Stated task: Isolate every line in the data with the string "JSON" and copy it.
━━━━━ Supplied entries
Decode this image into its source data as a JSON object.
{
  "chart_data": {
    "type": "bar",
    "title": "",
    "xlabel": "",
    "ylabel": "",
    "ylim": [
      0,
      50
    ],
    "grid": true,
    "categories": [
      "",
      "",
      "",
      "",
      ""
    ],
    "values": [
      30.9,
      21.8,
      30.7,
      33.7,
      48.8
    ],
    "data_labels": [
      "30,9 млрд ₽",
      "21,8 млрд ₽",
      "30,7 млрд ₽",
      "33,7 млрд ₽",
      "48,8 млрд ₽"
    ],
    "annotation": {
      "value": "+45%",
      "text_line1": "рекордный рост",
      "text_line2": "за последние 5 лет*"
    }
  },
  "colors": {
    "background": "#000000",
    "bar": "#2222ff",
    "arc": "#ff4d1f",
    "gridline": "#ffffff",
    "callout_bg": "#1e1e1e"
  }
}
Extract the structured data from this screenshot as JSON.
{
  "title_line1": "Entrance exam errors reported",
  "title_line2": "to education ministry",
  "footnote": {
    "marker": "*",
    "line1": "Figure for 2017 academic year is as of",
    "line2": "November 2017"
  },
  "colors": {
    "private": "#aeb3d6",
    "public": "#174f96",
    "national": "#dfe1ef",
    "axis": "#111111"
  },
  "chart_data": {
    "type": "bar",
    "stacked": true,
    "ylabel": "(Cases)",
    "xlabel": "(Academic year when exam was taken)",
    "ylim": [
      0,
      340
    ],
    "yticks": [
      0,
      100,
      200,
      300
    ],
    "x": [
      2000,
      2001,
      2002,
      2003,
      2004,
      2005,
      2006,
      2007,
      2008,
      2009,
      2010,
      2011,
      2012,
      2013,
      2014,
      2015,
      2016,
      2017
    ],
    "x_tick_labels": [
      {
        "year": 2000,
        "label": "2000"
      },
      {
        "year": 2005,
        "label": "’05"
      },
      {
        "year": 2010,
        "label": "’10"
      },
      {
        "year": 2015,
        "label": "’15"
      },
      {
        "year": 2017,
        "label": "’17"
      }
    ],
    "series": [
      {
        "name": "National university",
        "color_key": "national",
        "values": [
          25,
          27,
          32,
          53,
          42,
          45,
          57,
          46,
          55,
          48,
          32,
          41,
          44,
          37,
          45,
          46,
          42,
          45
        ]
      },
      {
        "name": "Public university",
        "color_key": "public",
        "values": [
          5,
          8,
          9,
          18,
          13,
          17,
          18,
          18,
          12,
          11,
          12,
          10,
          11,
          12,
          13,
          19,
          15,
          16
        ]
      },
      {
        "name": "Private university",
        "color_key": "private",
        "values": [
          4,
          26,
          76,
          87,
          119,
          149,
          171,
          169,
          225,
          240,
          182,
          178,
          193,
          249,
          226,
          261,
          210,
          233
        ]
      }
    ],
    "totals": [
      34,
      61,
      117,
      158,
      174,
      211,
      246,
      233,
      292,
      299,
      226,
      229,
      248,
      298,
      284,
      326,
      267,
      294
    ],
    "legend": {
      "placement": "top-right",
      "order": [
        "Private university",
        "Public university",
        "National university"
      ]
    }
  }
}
━━━━━━━━━━
Finished task:
Decode this image into its source data as a JSON object.
Extract the structured data from this screenshot as JSON.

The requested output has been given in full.